Extracted data entries
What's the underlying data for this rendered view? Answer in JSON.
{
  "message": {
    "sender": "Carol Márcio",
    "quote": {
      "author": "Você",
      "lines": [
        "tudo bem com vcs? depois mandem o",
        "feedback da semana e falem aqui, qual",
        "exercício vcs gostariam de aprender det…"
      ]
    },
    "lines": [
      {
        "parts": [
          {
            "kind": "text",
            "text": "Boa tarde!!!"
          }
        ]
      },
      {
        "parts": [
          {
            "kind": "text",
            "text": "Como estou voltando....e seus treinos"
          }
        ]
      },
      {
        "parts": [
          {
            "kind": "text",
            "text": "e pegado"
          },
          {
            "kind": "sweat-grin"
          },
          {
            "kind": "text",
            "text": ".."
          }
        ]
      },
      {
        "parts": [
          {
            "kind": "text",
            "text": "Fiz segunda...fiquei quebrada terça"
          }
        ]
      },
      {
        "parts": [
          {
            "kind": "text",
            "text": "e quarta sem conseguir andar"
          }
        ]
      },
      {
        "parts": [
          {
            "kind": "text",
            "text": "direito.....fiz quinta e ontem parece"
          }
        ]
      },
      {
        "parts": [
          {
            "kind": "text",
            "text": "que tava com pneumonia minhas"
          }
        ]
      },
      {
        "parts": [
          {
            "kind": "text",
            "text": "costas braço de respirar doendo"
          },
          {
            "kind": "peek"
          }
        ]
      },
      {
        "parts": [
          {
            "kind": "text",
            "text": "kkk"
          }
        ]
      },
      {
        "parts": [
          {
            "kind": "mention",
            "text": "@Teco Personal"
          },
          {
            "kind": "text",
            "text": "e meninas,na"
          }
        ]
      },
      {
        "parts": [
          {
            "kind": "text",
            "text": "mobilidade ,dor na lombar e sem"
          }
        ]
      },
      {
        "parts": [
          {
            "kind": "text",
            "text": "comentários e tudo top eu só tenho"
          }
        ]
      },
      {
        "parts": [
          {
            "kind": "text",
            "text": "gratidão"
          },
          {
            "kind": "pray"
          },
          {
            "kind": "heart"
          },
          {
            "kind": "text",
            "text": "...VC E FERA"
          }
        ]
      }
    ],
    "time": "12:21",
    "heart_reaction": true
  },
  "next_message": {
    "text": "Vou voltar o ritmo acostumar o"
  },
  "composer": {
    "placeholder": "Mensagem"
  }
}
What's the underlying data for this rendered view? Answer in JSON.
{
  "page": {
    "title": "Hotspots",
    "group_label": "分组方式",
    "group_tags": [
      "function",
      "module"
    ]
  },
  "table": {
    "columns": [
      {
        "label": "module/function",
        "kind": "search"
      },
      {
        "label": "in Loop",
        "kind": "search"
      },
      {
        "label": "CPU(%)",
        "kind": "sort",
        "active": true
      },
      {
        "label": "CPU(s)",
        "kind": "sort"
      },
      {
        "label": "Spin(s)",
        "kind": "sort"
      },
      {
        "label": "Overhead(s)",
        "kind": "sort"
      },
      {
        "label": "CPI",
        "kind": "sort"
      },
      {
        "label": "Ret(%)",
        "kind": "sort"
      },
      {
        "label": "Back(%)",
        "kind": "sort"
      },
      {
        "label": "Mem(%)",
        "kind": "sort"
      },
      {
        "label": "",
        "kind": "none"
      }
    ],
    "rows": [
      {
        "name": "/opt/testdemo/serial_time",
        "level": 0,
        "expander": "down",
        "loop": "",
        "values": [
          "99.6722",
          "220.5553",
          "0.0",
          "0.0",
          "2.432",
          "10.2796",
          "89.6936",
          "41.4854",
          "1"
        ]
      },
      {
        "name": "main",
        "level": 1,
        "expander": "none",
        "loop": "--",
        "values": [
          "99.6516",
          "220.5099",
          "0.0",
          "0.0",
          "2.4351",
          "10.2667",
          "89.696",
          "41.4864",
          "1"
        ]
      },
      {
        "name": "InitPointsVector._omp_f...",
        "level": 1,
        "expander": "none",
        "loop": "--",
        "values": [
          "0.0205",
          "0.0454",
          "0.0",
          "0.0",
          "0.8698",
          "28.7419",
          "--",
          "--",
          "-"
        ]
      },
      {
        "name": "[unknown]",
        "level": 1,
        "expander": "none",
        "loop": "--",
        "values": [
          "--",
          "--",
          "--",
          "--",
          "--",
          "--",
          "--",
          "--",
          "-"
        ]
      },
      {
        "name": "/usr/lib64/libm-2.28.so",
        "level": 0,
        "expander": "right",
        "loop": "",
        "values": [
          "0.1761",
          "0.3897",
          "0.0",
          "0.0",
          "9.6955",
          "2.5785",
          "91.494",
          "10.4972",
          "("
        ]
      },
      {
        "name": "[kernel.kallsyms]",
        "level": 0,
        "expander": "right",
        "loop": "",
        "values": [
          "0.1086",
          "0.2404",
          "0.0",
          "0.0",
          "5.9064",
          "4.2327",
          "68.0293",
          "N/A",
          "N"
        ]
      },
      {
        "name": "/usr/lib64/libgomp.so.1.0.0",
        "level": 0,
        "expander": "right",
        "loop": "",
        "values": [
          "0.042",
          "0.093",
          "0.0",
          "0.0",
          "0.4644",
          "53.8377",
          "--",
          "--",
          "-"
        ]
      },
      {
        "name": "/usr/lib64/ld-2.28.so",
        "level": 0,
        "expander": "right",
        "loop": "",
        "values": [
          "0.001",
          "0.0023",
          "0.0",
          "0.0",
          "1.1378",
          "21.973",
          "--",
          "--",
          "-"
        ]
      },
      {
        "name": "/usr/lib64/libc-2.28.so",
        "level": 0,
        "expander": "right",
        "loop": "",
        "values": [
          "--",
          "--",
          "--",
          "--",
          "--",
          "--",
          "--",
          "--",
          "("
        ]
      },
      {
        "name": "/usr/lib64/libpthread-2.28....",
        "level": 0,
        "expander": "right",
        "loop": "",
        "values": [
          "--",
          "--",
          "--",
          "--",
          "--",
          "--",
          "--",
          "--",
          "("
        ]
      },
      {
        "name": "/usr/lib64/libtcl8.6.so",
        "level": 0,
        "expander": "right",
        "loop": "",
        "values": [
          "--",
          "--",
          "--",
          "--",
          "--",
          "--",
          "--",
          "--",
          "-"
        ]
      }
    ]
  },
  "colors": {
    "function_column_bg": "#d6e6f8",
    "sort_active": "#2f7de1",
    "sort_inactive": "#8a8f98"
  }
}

• **EXERCISE PROMPT**
Return every line of the material exactly.

• **ANSWER TO THIS EXERCISE**
What's the underlying data for this rendered view? Answer in JSON.
{
  "message": {
    "sender": "Carol Márcio",
    "quote": {
      "author": "Você",
      "lines": [
        "tudo bem com vcs? depois mandem o",
        "feedback da semana e falem aqui, qual",
        "exercício vcs gostariam de aprender det…"
      ]
    },
    "lines": [
      {
        "parts": [
          {
            "kind": "text",
            "text": "Boa tarde!!!"
          }
        ]
      },
      {
        "parts": [
          {
            "kind": "text",
            "text": "Como estou voltando....e seus treinos"
          }
        ]
      },
      {
        "parts": [
          {
            "kind": "text",
            "text": "e pegado"
          },
          {
            "kind": "sweat-grin"
          },
          {
            "kind": "text",
            "text": ".."
          }
        ]
      },
      {
        "parts": [
          {
            "kind": "text",
            "text": "Fiz segunda...fiquei quebrada terça"
          }
        ]
      },
      {
        "parts": [
          {
            "kind": "text",
            "text": "e quarta sem conseguir andar"
          }
        ]
      },
      {
        "parts": [
          {
            "kind": "text",
            "text": "direito.....fiz quinta e ontem parece"
          }
        ]
      },
      {
        "parts": [
          {
            "kind": "text",
            "text": "que tava com pneumonia minhas"
          }
        ]
      },
      {
        "parts": [
          {
            "kind": "text",
            "text": "costas braço de respirar doendo"
          },
          {
            "kind": "peek"
          }
        ]
      },
      {
        "parts": [
          {
            "kind": "text",
            "text": "kkk"
          }
        ]
      },
      {
        "parts": [
          {
            "kind": "mention",
            "text": "@Teco Personal"
          },
          {
            "kind": "text",
            "text": "e meninas,na"
          }
        ]
      },
      {
        "parts": [
          {
            "kind": "text",
            "text": "mobilidade ,dor na lombar e sem"
          }
        ]
      },
      {
        "parts": [
          {
            "kind": "text",
            "text": "comentários e tudo top eu só tenho"
          }
        ]
      },
      {
        "parts": [
          {
            "kind": "text",
            "text": "gratidão"
          },
          {
            "kind": "pray"
          },
          {
            "kind": "heart"
          },
          {
            "kind": "text",
            "text": "...VC E FERA"
          }
        ]
      }
    ],
    "time": "12:21",
    "heart_reaction": true
  },
  "next_message": {
    "text": "Vou voltar o ritmo acostumar o"
  },
  "composer": {
    "placeholder": "Mensagem"
  }
}
What's the underlying data for this rendered view? Answer in JSON.
{
  "page": {
    "title": "Hotspots",
    "group_label": "分组方式",
    "group_tags": [
      "function",
      "module"
    ]
  },
  "table": {
    "columns": [
      {
        "label": "module/function",
        "kind": "search"
      },
      {
        "label": "in Loop",
        "kind": "search"
      },
      {
        "label": "CPU(%)",
        "kind": "sort",
        "active": true
      },
      {
        "label": "CPU(s)",
        "kind": "sort"
      },
      {
        "label": "Spin(s)",
        "kind": "sort"
      },
      {
        "label": "Overhead(s)",
        "kind": "sort"
      },
      {
        "label": "CPI",
        "kind": "sort"
      },
      {
        "label": "Ret(%)",
        "kind": "sort"
      },
      {
        "label": "Back(%)",
        "kind": "sort"
      },
      {
        "label": "Mem(%)",
        "kind": "sort"
      },
      {
        "label": "",
        "kind": "none"
      }
    ],
    "rows": [
      {
        "name": "/opt/testdemo/serial_time",
        "level": 0,
        "expander": "down",
        "loop": "",
        "values": [
          "99.6722",
          "220.5553",
          "0.0",
          "0.0",
          "2.432",
          "10.2796",
          "89.6936",
          "41.4854",
          "1"
        ]
      },
      {
        "name": "main",
        "level": 1,
        "expander": "none",
        "loop": "--",
        "values": [
          "99.6516",
          "220.5099",
          "0.0",
          "0.0",
          "2.4351",
          "10.2667",
          "89.696",
          "41.4864",
          "1"
        ]
      },
      {
        "name": "InitPointsVector._omp_f...",
        "level": 1,
        "expander": "none",
        "loop": "--",
        "values": [
          "0.0205",
          "0.0454",
          "0.0",
          "0.0",
          "0.8698",
          "28.7419",
          "--",
          "--",
          "-"
        ]
      },
      {
        "name": "[unknown]",
        "level": 1,
        "expander": "none",
        "loop": "--",
        "values": [
          "--",
          "--",
          "--",
          "--",
          "--",
          "--",
          "--",
          "--",
          "-"
        ]
      },
      {
        "name": "/usr/lib64/libm-2.28.so",
        "level": 0,
        "expander": "right",
        "loop": "",
        "values": [
          "0.1761",
          "0.3897",
          "0.0",
          "0.0",
          "9.6955",
          "2.5785",
          "91.494",
          "10.4972",
          "("
        ]
      },
      {
        "name": "[kernel.kallsyms]",
        "level": 0,
        "expander": "right",
        "loop": "",
        "values": [
          "0.1086",
          "0.2404",
          "0.0",
          "0.0",
          "5.9064",
          "4.2327",
          "68.0293",
          "N/A",
          "N"
        ]
      },
      {
        "name": "/usr/lib64/libgomp.so.1.0.0",
        "level": 0,
        "expander": "right",
        "loop": "",
        "values": [
          "0.042",
          "0.093",
          "0.0",
          "0.0",
          "0.4644",
          "53.8377",
          "--",
          "--",
          "-"
        ]
      },
      {
        "name": "/usr/lib64/ld-2.28.so",
        "level": 0,
        "expander": "right",
        "loop": "",
        "values": [
          "0.001",
          "0.0023",
          "0.0",
          "0.0",
          "1.1378",
          "21.973",
          "--",
          "--",
          "-"
        ]
      },
      {
        "name": "/usr/lib64/libc-2.28.so",
        "level": 0,
        "expander": "right",
        "loop": "",
        "values": [
          "--",
          "--",
          "--",
          "--",
          "--",
          "--",
          "--",
          "--",
          "("
        ]
      },
      {
        "name": "/usr/lib64/libpthread-2.28....",
        "level": 0,
        "expander": "right",
        "loop": "",
        "values": [
          "--",
          "--",
          "--",
          "--",
          "--",
          "--",
          "--",
          "--",
          "("
        ]
      },
      {
        "name": "/usr/lib64/libtcl8.6.so",
        "level": 0,
        "expander": "right",
        "loop": "",
        "values": [
          "--",
          "--",
          "--",
          "--",
          "--",
          "--",
          "--",
          "--",
          "-"
        ]
      }
    ]
  },
  "colors": {
    "function_column_bg": "#d6e6f8",
    "sort_active": "#2f7de1",
    "sort_inactive": "#8a8f98"
  }
}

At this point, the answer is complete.